_Supplied records_
# # #
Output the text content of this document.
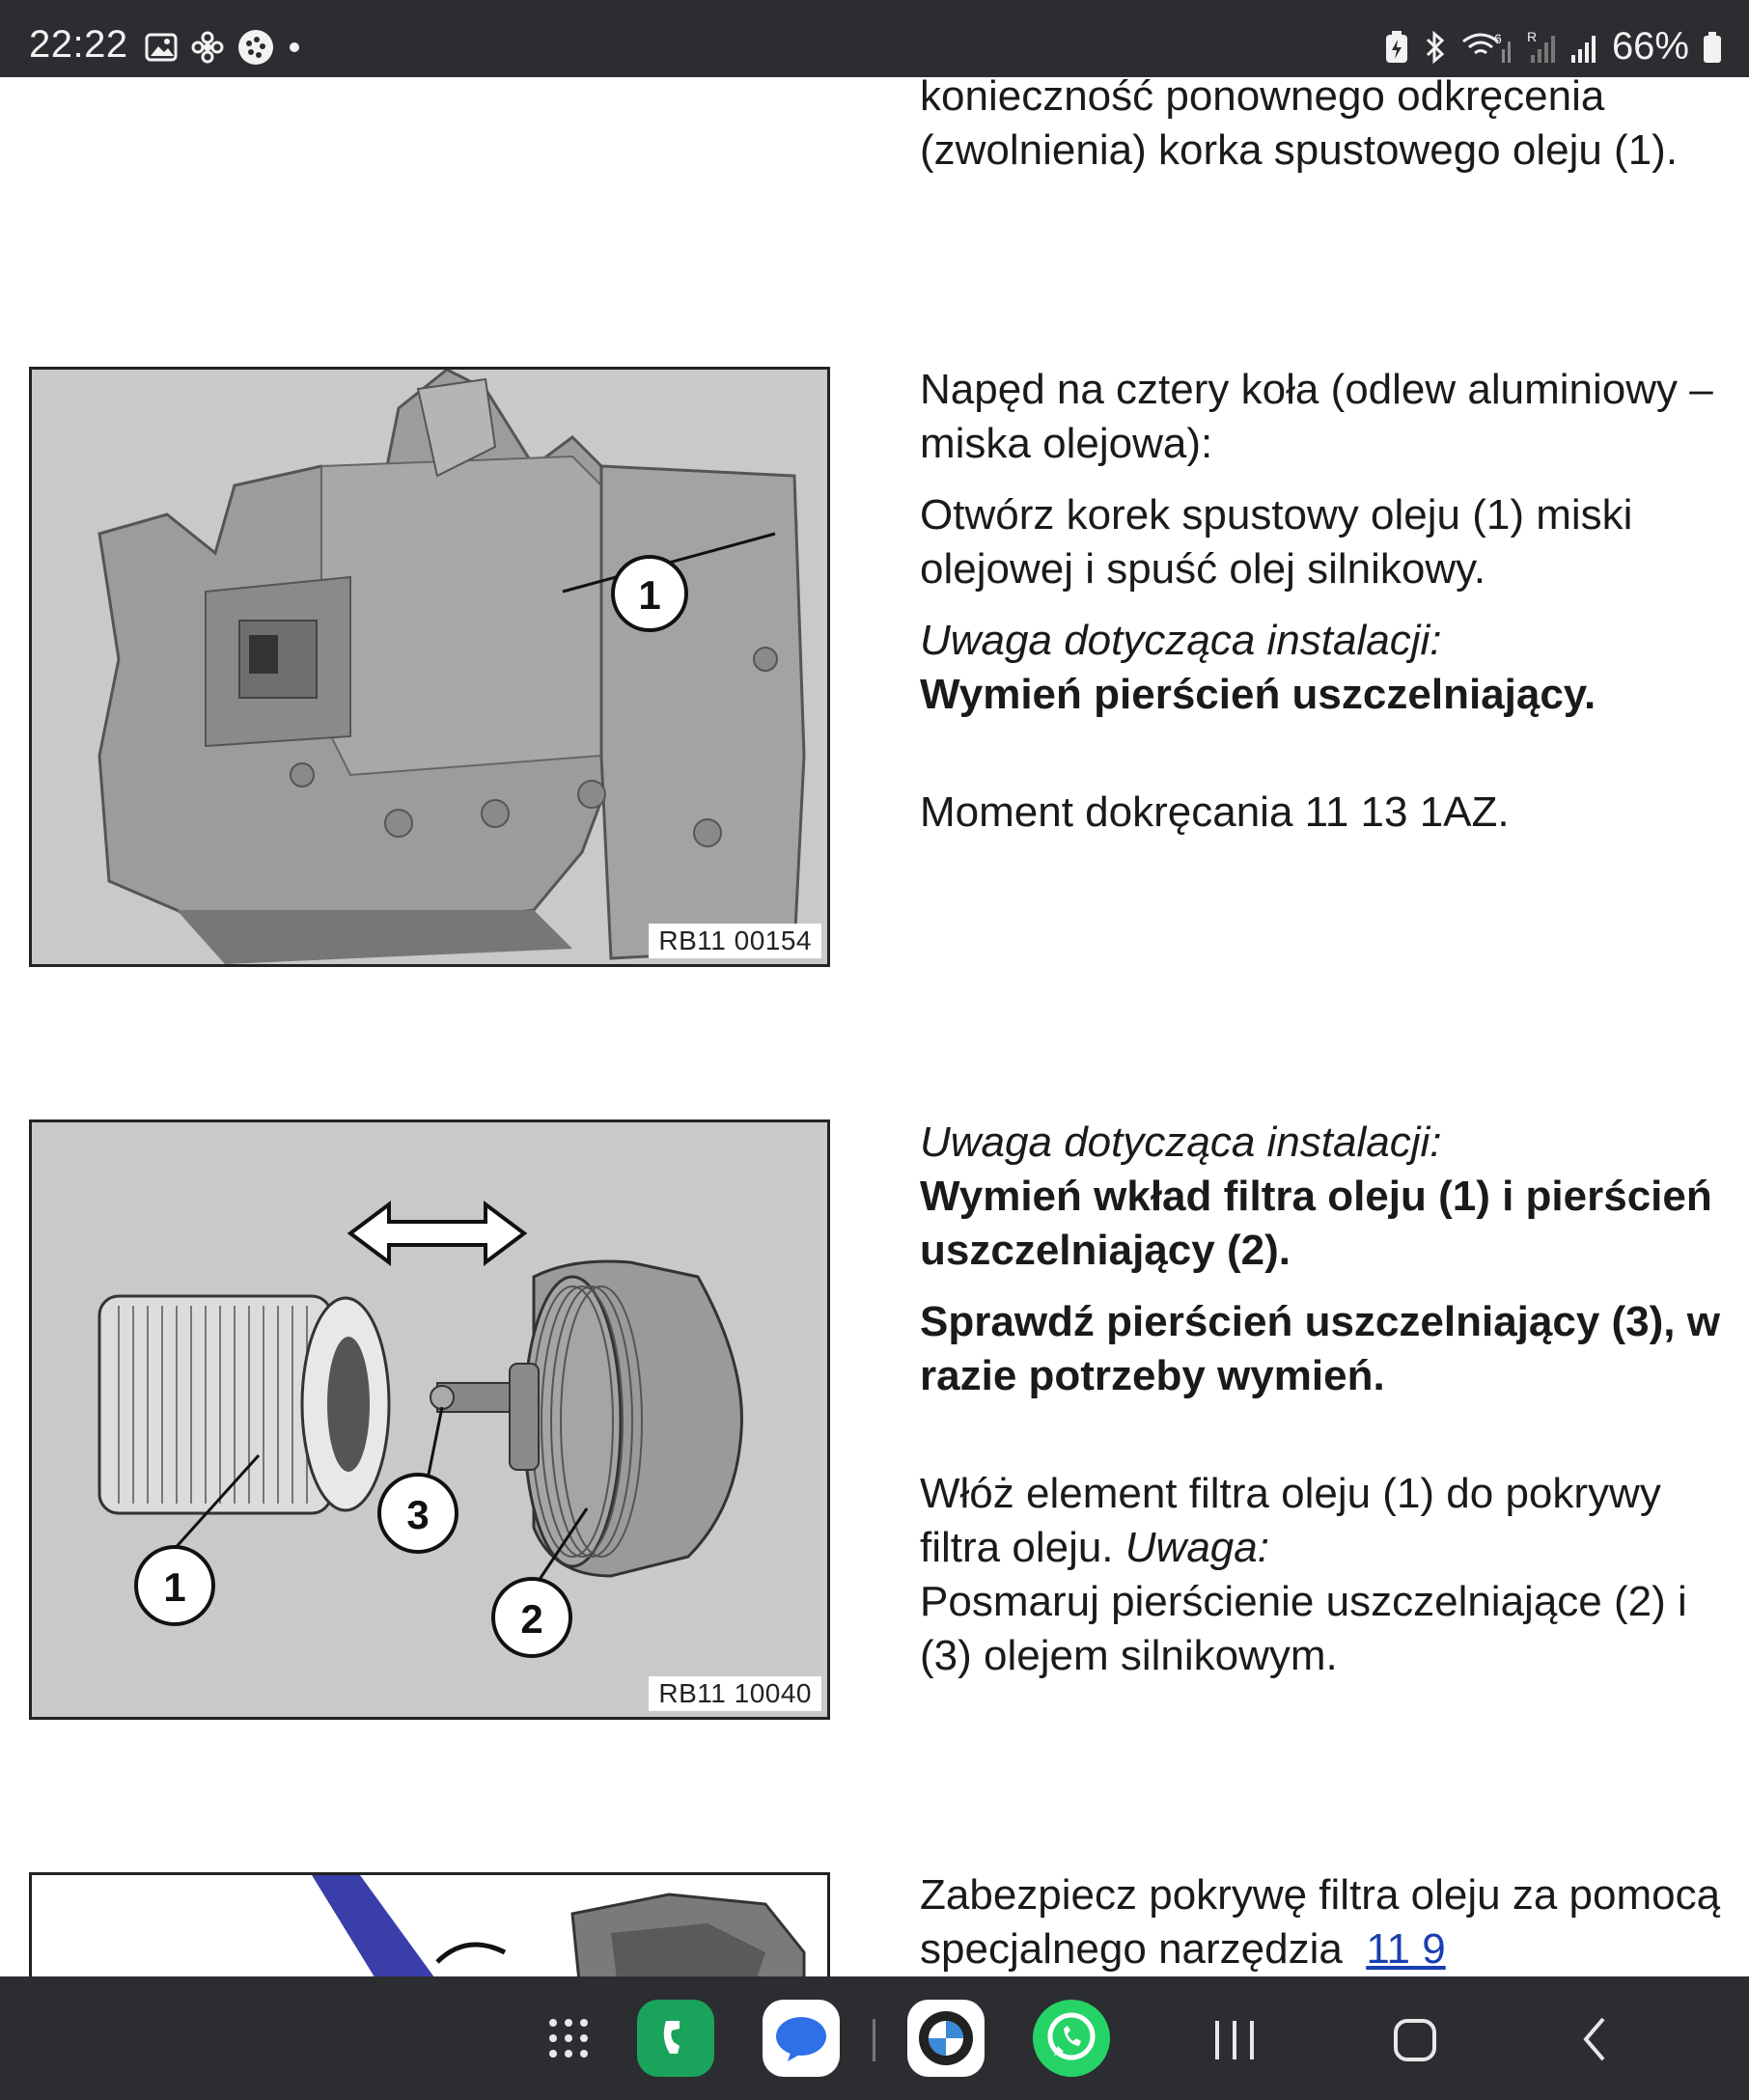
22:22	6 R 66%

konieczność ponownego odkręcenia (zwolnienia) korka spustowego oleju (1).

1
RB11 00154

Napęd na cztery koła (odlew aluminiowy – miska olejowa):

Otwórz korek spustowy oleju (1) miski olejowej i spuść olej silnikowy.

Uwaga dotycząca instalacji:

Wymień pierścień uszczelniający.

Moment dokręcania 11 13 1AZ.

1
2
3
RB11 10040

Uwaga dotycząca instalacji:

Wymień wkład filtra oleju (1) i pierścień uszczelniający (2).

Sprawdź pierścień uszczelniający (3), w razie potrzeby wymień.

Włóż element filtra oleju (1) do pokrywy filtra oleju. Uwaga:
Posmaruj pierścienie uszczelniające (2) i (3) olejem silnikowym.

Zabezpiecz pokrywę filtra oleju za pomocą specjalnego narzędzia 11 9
# # #
_What the task requires_
Scan the material line by line and report each one that contains "pierścień".

_Exercise answer_
Wymień pierścień uszczelniający.
Wymień wkład filtra oleju (1) i pierścień uszczelniający (2).
Sprawdź pierścień uszczelniający (3), w razie potrzeby wymień.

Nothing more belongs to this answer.